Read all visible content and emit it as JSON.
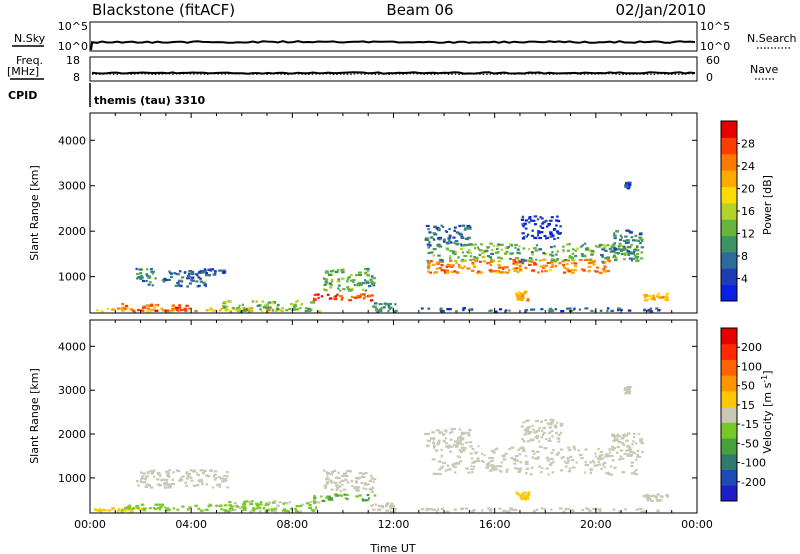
{
  "header": {
    "station": "Blackstone (fitACF)",
    "beam": "Beam 06",
    "date": "02/Jan/2010"
  },
  "top_panels": {
    "nsky_label": "N.Sky",
    "nsky_ticks": [
      "10^5",
      "10^0"
    ],
    "nsearch_label": "N.Search",
    "nsearch_ticks": [
      "10^5",
      "10^0"
    ],
    "freq_label": "Freq.",
    "freq_unit": "[MHz]",
    "freq_ticks": [
      "18",
      "8"
    ],
    "nave_label": "Nave",
    "nave_ticks": [
      "60",
      "0"
    ],
    "cpid_label": "CPID",
    "cpid_value": "themis (tau) 3310"
  },
  "colors": {
    "power": [
      "#0a1ee6",
      "#1e3cb4",
      "#2e6a9a",
      "#3c9464",
      "#68b43c",
      "#b4d228",
      "#ffdc00",
      "#ffaa00",
      "#ff7800",
      "#ff3c00",
      "#e60000"
    ],
    "velocity": [
      "#1e1ec8",
      "#1e4ab4",
      "#2e7a6e",
      "#48a03c",
      "#78c828",
      "#c8c8b4",
      "#ffc800",
      "#ff9600",
      "#ff6400",
      "#ff2800",
      "#e60000"
    ],
    "ground_scatter": "#c8c8b4"
  },
  "chart_data": [
    {
      "type": "heatmap",
      "panel": "power",
      "ylabel": "Slant Range [km]",
      "ylim": [
        200,
        4600
      ],
      "y_ticks": [
        "1000",
        "2000",
        "3000",
        "4000"
      ],
      "colorbar_label": "Power [dB]",
      "colorbar_ticks": [
        "4",
        "8",
        "12",
        "16",
        "20",
        "24",
        "28"
      ],
      "colorbar_range": [
        0,
        32
      ],
      "x_ticks": [
        "00:00",
        "04:00",
        "08:00",
        "12:00",
        "16:00",
        "20:00",
        "00:00"
      ],
      "xlim_hours": [
        0,
        24
      ],
      "regions": [
        {
          "t": [
            0.1,
            7.2
          ],
          "r": [
            250,
            340
          ],
          "v": 22
        },
        {
          "t": [
            1.2,
            4.0
          ],
          "r": [
            270,
            420
          ],
          "v": 26
        },
        {
          "t": [
            1.8,
            2.6
          ],
          "r": [
            800,
            1200
          ],
          "v": 9
        },
        {
          "t": [
            2.8,
            4.6
          ],
          "r": [
            800,
            1150
          ],
          "v": 7
        },
        {
          "t": [
            4.2,
            5.4
          ],
          "r": [
            1050,
            1200
          ],
          "v": 6
        },
        {
          "t": [
            5.2,
            9.0
          ],
          "r": [
            250,
            500
          ],
          "v": 14
        },
        {
          "t": [
            8.8,
            11.3
          ],
          "r": [
            500,
            650
          ],
          "v": 28
        },
        {
          "t": [
            9.2,
            11.2
          ],
          "r": [
            700,
            1200
          ],
          "v": 12
        },
        {
          "t": [
            11.0,
            12.2
          ],
          "r": [
            250,
            450
          ],
          "v": 9
        },
        {
          "t": [
            13.0,
            22.5
          ],
          "r": [
            250,
            330
          ],
          "v": 6
        },
        {
          "t": [
            13.3,
            20.5
          ],
          "r": [
            1100,
            1400
          ],
          "v": 24
        },
        {
          "t": [
            13.3,
            21.8
          ],
          "r": [
            1350,
            1750
          ],
          "v": 12
        },
        {
          "t": [
            13.2,
            15.0
          ],
          "r": [
            1700,
            2150
          ],
          "v": 7
        },
        {
          "t": [
            16.8,
            17.3
          ],
          "r": [
            500,
            700
          ],
          "v": 22
        },
        {
          "t": [
            17.0,
            18.6
          ],
          "r": [
            1850,
            2350
          ],
          "v": 3
        },
        {
          "t": [
            20.6,
            21.8
          ],
          "r": [
            1500,
            2050
          ],
          "v": 9
        },
        {
          "t": [
            21.1,
            21.3
          ],
          "r": [
            2950,
            3100
          ],
          "v": 4
        },
        {
          "t": [
            21.8,
            22.8
          ],
          "r": [
            500,
            650
          ],
          "v": 22
        }
      ]
    },
    {
      "type": "heatmap",
      "panel": "velocity",
      "ylabel": "Slant Range [km]",
      "ylim": [
        200,
        4600
      ],
      "y_ticks": [
        "1000",
        "2000",
        "3000",
        "4000"
      ],
      "colorbar_label": "Velocity [m s^-1]",
      "colorbar_ticks": [
        "200",
        "100",
        "50",
        "15",
        "-15",
        "-50",
        "-100",
        "-200"
      ],
      "colorbar_range": [
        -250,
        250
      ],
      "x_ticks": [
        "00:00",
        "04:00",
        "08:00",
        "12:00",
        "16:00",
        "20:00",
        "00:00"
      ],
      "xlabel": "Time UT",
      "xlim_hours": [
        0,
        24
      ],
      "regions": [
        {
          "t": [
            0.1,
            2.0
          ],
          "r": [
            250,
            340
          ],
          "v": 45
        },
        {
          "t": [
            1.2,
            7.0
          ],
          "r": [
            270,
            420
          ],
          "v": -40
        },
        {
          "t": [
            1.8,
            5.4
          ],
          "r": [
            800,
            1200
          ],
          "v": 0
        },
        {
          "t": [
            5.2,
            9.0
          ],
          "r": [
            250,
            500
          ],
          "v": -30
        },
        {
          "t": [
            8.8,
            11.3
          ],
          "r": [
            500,
            650
          ],
          "v": -70
        },
        {
          "t": [
            9.2,
            11.2
          ],
          "r": [
            700,
            1200
          ],
          "v": 0
        },
        {
          "t": [
            11.0,
            12.2
          ],
          "r": [
            250,
            450
          ],
          "v": 0
        },
        {
          "t": [
            13.0,
            22.5
          ],
          "r": [
            250,
            330
          ],
          "v": 0
        },
        {
          "t": [
            13.3,
            21.8
          ],
          "r": [
            1100,
            1750
          ],
          "v": 0
        },
        {
          "t": [
            13.2,
            15.0
          ],
          "r": [
            1700,
            2150
          ],
          "v": 0
        },
        {
          "t": [
            16.8,
            17.3
          ],
          "r": [
            500,
            700
          ],
          "v": 40
        },
        {
          "t": [
            17.0,
            18.6
          ],
          "r": [
            1850,
            2350
          ],
          "v": 0
        },
        {
          "t": [
            20.6,
            21.8
          ],
          "r": [
            1500,
            2050
          ],
          "v": 0
        },
        {
          "t": [
            21.1,
            21.3
          ],
          "r": [
            2950,
            3100
          ],
          "v": 0
        },
        {
          "t": [
            21.8,
            22.8
          ],
          "r": [
            500,
            650
          ],
          "v": 0
        }
      ]
    }
  ]
}
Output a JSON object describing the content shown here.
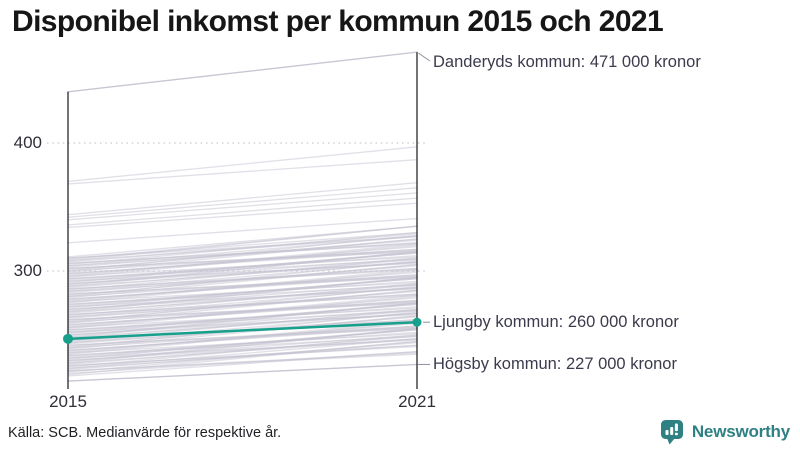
{
  "header": {
    "title": "Disponibel inkomst per kommun 2015 och 2021"
  },
  "footer": {
    "source_note": "Källa: SCB. Medianvärde för respektive år.",
    "brand": "Newsworthy"
  },
  "colors": {
    "accent_teal": "#17a08c",
    "line_gray": "#c5c3d1",
    "logo_teal": "#2e8083",
    "annotation_text": "#3b3b4d"
  },
  "chart_data": {
    "type": "line",
    "subtype": "slope-chart",
    "title": "Disponibel inkomst per kommun 2015 och 2021",
    "x_categories": [
      "2015",
      "2021"
    ],
    "y_ticks": [
      {
        "value": 400,
        "label": "400"
      },
      {
        "value": 300,
        "label": "300"
      }
    ],
    "ylim": [
      210,
      480
    ],
    "grid": "dotted horizontal at ticks",
    "legend": "none",
    "annotated": [
      {
        "name": "Danderyds kommun",
        "label": "Danderyds kommun: 471 000 kronor",
        "values": [
          440,
          471
        ],
        "highlight": false
      },
      {
        "name": "Ljungby kommun",
        "label": "Ljungby kommun: 260 000 kronor",
        "values": [
          247,
          260
        ],
        "highlight": true
      },
      {
        "name": "Högsby kommun",
        "label": "Högsby kommun: 227 000 kronor",
        "values": [
          214,
          227
        ],
        "highlight": false
      }
    ],
    "background_lines": [
      [
        370,
        397
      ],
      [
        368,
        387
      ],
      [
        344,
        369
      ],
      [
        342,
        365
      ],
      [
        340,
        361
      ],
      [
        336,
        357
      ],
      [
        334,
        353
      ],
      [
        322,
        341
      ],
      [
        311,
        335
      ],
      [
        310,
        327
      ],
      [
        309,
        335
      ],
      [
        308,
        327
      ],
      [
        307,
        329
      ],
      [
        306,
        321
      ],
      [
        305,
        330
      ],
      [
        304,
        322
      ],
      [
        303,
        324
      ],
      [
        302,
        316
      ],
      [
        301,
        325
      ],
      [
        300,
        317
      ],
      [
        299,
        325
      ],
      [
        298,
        317
      ],
      [
        297,
        319
      ],
      [
        296,
        311
      ],
      [
        295,
        320
      ],
      [
        294,
        312
      ],
      [
        293,
        314
      ],
      [
        292,
        306
      ],
      [
        291,
        315
      ],
      [
        290,
        307
      ],
      [
        289,
        315
      ],
      [
        288,
        307
      ],
      [
        287,
        309
      ],
      [
        286,
        301
      ],
      [
        285,
        310
      ],
      [
        284,
        302
      ],
      [
        283,
        304
      ],
      [
        282,
        296
      ],
      [
        281,
        305
      ],
      [
        280,
        297
      ],
      [
        279,
        305
      ],
      [
        278,
        297
      ],
      [
        277,
        299
      ],
      [
        276,
        291
      ],
      [
        275,
        300
      ],
      [
        274,
        292
      ],
      [
        273,
        294
      ],
      [
        272,
        286
      ],
      [
        271,
        295
      ],
      [
        270,
        287
      ],
      [
        269,
        295
      ],
      [
        268,
        287
      ],
      [
        267,
        289
      ],
      [
        266,
        281
      ],
      [
        265,
        290
      ],
      [
        264,
        282
      ],
      [
        263,
        284
      ],
      [
        262,
        276
      ],
      [
        261,
        285
      ],
      [
        260,
        277
      ],
      [
        259,
        285
      ],
      [
        258,
        277
      ],
      [
        257,
        279
      ],
      [
        256,
        271
      ],
      [
        255,
        280
      ],
      [
        254,
        272
      ],
      [
        253,
        274
      ],
      [
        252,
        266
      ],
      [
        251,
        275
      ],
      [
        250,
        267
      ],
      [
        249,
        275
      ],
      [
        248,
        267
      ],
      [
        247,
        269
      ],
      [
        246,
        261
      ],
      [
        245,
        270
      ],
      [
        244,
        262
      ],
      [
        243,
        264
      ],
      [
        242,
        256
      ],
      [
        241,
        265
      ],
      [
        240,
        257
      ],
      [
        239,
        265
      ],
      [
        238,
        257
      ],
      [
        237,
        259
      ],
      [
        236,
        251
      ],
      [
        235,
        260
      ],
      [
        234,
        252
      ],
      [
        233,
        254
      ],
      [
        232,
        246
      ],
      [
        231,
        255
      ],
      [
        230,
        247
      ],
      [
        229,
        255
      ],
      [
        228,
        247
      ],
      [
        227,
        249
      ],
      [
        226,
        241
      ],
      [
        225,
        250
      ],
      [
        224,
        242
      ],
      [
        223,
        244
      ],
      [
        222,
        236
      ],
      [
        221,
        245
      ],
      [
        220,
        237
      ],
      [
        219,
        245
      ],
      [
        218,
        237
      ],
      [
        310,
        330
      ],
      [
        308,
        335
      ],
      [
        306,
        322
      ],
      [
        304,
        327
      ],
      [
        302,
        315
      ],
      [
        300,
        328
      ],
      [
        298,
        316
      ],
      [
        296,
        321
      ],
      [
        294,
        309
      ],
      [
        292,
        314
      ],
      [
        290,
        310
      ],
      [
        288,
        315
      ],
      [
        286,
        302
      ],
      [
        284,
        307
      ],
      [
        282,
        295
      ],
      [
        280,
        308
      ],
      [
        278,
        296
      ],
      [
        276,
        301
      ],
      [
        274,
        289
      ],
      [
        272,
        294
      ],
      [
        270,
        290
      ],
      [
        268,
        295
      ],
      [
        266,
        282
      ],
      [
        264,
        287
      ],
      [
        262,
        275
      ],
      [
        260,
        288
      ],
      [
        258,
        276
      ],
      [
        256,
        281
      ],
      [
        254,
        269
      ],
      [
        252,
        274
      ],
      [
        250,
        270
      ],
      [
        248,
        275
      ],
      [
        246,
        262
      ],
      [
        244,
        267
      ],
      [
        242,
        255
      ],
      [
        240,
        268
      ],
      [
        238,
        256
      ],
      [
        236,
        261
      ],
      [
        234,
        249
      ],
      [
        232,
        254
      ],
      [
        230,
        250
      ],
      [
        228,
        255
      ],
      [
        226,
        242
      ],
      [
        224,
        247
      ],
      [
        222,
        235
      ]
    ]
  }
}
--------------------------------------------------
Directions for this task -> Above are lines of data; state how many of them contain the word "Disponibel", with no other output.

Result of the exercise -> 2